--- Start of INPUT ROWS ---

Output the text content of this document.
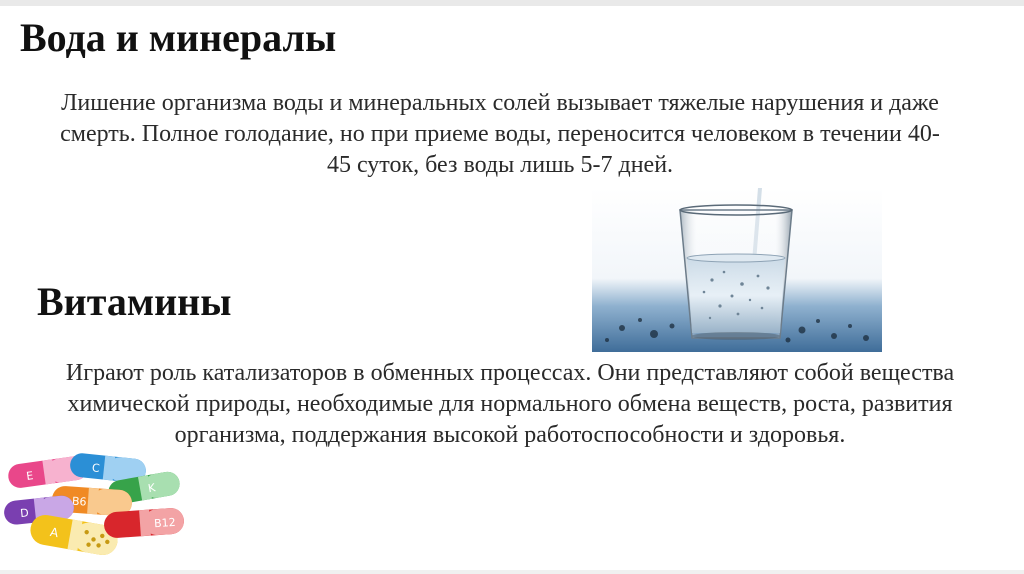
Вода и минералы

Лишение организма воды и минеральных солей вызывает тяжелые нарушения и даже смерть. Полное голодание, но при приеме воды, переносится человеком в течении 40-45 суток, без воды лишь 5-7 дней.

Витамины

Играют роль катализаторов в обменных процессах. Они представляют собой вещества химической природы, необходимые для нормального обмена веществ, роста, развития организма, поддержания высокой работоспособности и здоровья.

E
C
K
B6
D
A
B12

--- End of INPUT ROWS ---

PROBLEM TO WORK ON
Extract the full listing above verbatim; pictures are to be left out of the copy.

TASK OUTPUT
Output the text content of this document.
Вода и минералы

Лишение организма воды и минеральных солей вызывает тяжелые нарушения и даже смерть. Полное голодание, но при приеме воды, переносится человеком в течении 40-45 суток, без воды лишь 5-7 дней.

Витамины

Играют роль катализаторов в обменных процессах. Они представляют собой вещества химической природы, необходимые для нормального обмена веществ, роста, развития организма, поддержания высокой работоспособности и здоровья.

E
C
K
B6
D
A
B12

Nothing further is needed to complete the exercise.